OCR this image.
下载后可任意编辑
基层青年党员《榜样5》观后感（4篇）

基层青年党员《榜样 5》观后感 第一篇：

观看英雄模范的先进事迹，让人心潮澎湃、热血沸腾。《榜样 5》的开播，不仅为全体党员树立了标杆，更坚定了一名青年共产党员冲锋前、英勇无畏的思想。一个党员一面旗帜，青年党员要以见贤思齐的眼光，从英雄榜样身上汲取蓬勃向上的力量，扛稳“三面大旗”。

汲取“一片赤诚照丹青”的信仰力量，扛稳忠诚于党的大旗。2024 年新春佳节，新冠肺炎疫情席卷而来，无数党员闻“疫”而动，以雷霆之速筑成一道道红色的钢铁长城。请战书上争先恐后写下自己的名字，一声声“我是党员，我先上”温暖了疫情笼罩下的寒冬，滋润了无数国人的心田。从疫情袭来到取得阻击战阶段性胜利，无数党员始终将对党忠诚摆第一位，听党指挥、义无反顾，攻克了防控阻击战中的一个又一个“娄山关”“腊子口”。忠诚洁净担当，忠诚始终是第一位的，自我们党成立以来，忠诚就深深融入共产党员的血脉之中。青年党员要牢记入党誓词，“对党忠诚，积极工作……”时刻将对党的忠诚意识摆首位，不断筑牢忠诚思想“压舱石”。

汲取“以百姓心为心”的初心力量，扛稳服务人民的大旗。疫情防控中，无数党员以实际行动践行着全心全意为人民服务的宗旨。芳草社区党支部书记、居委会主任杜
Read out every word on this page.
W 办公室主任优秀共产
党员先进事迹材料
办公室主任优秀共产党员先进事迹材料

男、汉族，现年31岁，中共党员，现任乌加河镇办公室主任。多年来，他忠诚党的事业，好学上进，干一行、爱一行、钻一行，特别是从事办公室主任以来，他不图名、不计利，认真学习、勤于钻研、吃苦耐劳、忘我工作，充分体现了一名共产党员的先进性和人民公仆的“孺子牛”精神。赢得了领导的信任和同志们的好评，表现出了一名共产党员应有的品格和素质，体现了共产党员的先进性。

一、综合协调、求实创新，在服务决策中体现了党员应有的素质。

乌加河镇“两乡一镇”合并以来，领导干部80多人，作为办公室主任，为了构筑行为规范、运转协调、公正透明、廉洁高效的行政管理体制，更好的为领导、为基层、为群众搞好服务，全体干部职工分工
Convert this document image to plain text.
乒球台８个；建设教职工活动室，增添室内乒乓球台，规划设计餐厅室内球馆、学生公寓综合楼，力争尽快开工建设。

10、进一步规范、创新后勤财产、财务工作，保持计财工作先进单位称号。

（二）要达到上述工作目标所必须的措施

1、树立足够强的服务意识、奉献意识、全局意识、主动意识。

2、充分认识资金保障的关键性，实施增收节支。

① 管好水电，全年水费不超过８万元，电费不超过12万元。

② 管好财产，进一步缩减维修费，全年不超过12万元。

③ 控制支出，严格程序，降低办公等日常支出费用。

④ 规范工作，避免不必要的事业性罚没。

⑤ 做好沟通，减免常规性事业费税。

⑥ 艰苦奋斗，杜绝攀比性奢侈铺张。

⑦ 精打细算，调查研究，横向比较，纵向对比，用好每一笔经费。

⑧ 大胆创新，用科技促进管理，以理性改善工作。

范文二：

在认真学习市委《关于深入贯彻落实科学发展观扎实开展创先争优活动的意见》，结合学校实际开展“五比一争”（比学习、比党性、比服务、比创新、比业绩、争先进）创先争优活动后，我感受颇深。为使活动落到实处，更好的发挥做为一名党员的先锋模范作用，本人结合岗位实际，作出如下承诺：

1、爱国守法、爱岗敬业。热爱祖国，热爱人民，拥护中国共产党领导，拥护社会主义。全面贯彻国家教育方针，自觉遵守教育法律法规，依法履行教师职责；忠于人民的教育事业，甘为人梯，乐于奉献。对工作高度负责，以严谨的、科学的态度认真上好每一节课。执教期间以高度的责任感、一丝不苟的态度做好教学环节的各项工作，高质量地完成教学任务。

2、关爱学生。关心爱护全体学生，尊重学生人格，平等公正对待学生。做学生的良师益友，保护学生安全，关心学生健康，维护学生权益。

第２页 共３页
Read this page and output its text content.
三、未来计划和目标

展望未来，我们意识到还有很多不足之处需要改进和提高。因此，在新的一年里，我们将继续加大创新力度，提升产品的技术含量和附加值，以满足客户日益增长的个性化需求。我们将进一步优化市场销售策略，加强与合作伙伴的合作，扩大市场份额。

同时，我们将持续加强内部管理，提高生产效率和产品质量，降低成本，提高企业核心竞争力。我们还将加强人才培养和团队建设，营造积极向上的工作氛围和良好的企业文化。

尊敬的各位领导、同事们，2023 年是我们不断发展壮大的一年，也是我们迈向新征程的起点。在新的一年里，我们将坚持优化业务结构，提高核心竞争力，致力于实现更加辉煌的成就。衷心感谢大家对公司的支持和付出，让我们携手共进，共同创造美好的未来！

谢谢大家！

● **Task details**:
Which lines contain "page"? Copy each of them out.

● **Complete output**:
Read out every word on this page.
Read this page and output its text content.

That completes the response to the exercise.